> [WHAT IS NEEDED] Below is a block of records: output all of them exactly and leave out the pictures.

Figure content listings
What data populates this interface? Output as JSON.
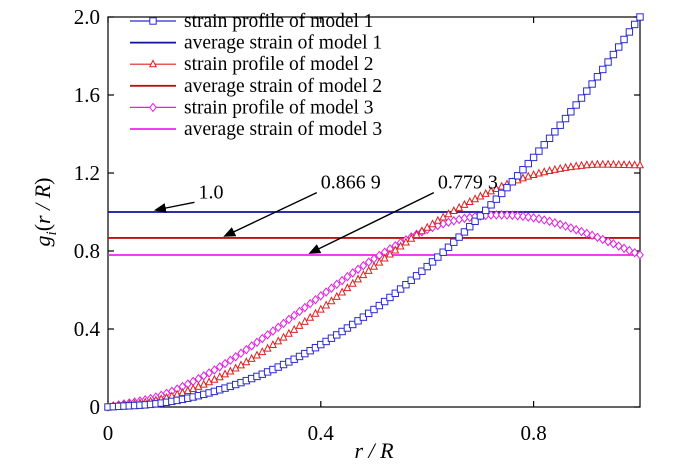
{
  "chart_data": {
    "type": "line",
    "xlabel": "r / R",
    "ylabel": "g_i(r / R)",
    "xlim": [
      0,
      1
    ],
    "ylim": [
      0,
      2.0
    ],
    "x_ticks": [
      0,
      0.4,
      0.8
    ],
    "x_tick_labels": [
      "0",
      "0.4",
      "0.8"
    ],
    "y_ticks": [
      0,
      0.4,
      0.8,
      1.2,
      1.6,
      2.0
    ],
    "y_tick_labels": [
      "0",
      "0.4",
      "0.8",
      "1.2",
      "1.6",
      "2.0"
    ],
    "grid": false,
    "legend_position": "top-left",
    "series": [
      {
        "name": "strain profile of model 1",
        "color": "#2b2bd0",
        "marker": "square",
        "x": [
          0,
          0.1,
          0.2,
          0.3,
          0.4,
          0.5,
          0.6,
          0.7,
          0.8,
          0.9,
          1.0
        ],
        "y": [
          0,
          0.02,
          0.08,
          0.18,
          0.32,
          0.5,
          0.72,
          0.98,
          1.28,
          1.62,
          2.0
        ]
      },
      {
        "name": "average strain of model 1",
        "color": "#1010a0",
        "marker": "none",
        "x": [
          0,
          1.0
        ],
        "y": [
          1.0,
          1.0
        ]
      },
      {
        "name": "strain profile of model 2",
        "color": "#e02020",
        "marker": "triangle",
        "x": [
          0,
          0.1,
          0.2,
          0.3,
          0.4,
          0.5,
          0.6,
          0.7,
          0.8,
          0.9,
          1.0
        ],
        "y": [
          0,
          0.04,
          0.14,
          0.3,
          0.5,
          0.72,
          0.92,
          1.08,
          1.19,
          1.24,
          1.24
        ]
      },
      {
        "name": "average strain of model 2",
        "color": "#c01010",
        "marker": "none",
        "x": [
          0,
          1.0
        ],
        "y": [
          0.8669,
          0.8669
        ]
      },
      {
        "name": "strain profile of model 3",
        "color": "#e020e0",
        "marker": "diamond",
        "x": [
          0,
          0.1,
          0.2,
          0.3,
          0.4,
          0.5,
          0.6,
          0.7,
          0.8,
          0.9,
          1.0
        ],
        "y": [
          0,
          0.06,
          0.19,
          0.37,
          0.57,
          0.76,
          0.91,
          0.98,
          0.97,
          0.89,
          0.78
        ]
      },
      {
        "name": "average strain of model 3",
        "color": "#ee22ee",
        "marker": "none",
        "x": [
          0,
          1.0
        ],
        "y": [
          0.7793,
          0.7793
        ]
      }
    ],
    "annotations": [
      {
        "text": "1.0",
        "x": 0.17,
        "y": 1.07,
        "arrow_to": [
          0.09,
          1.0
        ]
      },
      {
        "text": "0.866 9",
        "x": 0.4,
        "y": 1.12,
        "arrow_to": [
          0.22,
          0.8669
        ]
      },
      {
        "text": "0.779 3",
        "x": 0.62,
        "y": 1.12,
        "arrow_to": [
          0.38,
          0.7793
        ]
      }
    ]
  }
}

> [THE ANSWER]
What data populates this interface? Output as JSON.
{
  "chart_data": {
    "type": "line",
    "xlabel": "r / R",
    "ylabel": "g_i(r / R)",
    "xlim": [
      0,
      1
    ],
    "ylim": [
      0,
      2.0
    ],
    "x_ticks": [
      0,
      0.4,
      0.8
    ],
    "x_tick_labels": [
      "0",
      "0.4",
      "0.8"
    ],
    "y_ticks": [
      0,
      0.4,
      0.8,
      1.2,
      1.6,
      2.0
    ],
    "y_tick_labels": [
      "0",
      "0.4",
      "0.8",
      "1.2",
      "1.6",
      "2.0"
    ],
    "grid": false,
    "legend_position": "top-left",
    "series": [
      {
        "name": "strain profile of model 1",
        "color": "#2b2bd0",
        "marker": "square",
        "x": [
          0,
          0.1,
          0.2,
          0.3,
          0.4,
          0.5,
          0.6,
          0.7,
          0.8,
          0.9,
          1.0
        ],
        "y": [
          0,
          0.02,
          0.08,
          0.18,
          0.32,
          0.5,
          0.72,
          0.98,
          1.28,
          1.62,
          2.0
        ]
      },
      {
        "name": "average strain of model 1",
        "color": "#1010a0",
        "marker": "none",
        "x": [
          0,
          1.0
        ],
        "y": [
          1.0,
          1.0
        ]
      },
      {
        "name": "strain profile of model 2",
        "color": "#e02020",
        "marker": "triangle",
        "x": [
          0,
          0.1,
          0.2,
          0.3,
          0.4,
          0.5,
          0.6,
          0.7,
          0.8,
          0.9,
          1.0
        ],
        "y": [
          0,
          0.04,
          0.14,
          0.3,
          0.5,
          0.72,
          0.92,
          1.08,
          1.19,
          1.24,
          1.24
        ]
      },
      {
        "name": "average strain of model 2",
        "color": "#c01010",
        "marker": "none",
        "x": [
          0,
          1.0
        ],
        "y": [
          0.8669,
          0.8669
        ]
      },
      {
        "name": "strain profile of model 3",
        "color": "#e020e0",
        "marker": "diamond",
        "x": [
          0,
          0.1,
          0.2,
          0.3,
          0.4,
          0.5,
          0.6,
          0.7,
          0.8,
          0.9,
          1.0
        ],
        "y": [
          0,
          0.06,
          0.19,
          0.37,
          0.57,
          0.76,
          0.91,
          0.98,
          0.97,
          0.89,
          0.78
        ]
      },
      {
        "name": "average strain of model 3",
        "color": "#ee22ee",
        "marker": "none",
        "x": [
          0,
          1.0
        ],
        "y": [
          0.7793,
          0.7793
        ]
      }
    ],
    "annotations": [
      {
        "text": "1.0",
        "x": 0.17,
        "y": 1.07,
        "arrow_to": [
          0.09,
          1.0
        ]
      },
      {
        "text": "0.866 9",
        "x": 0.4,
        "y": 1.12,
        "arrow_to": [
          0.22,
          0.8669
        ]
      },
      {
        "text": "0.779 3",
        "x": 0.62,
        "y": 1.12,
        "arrow_to": [
          0.38,
          0.7793
        ]
      }
    ]
  }
}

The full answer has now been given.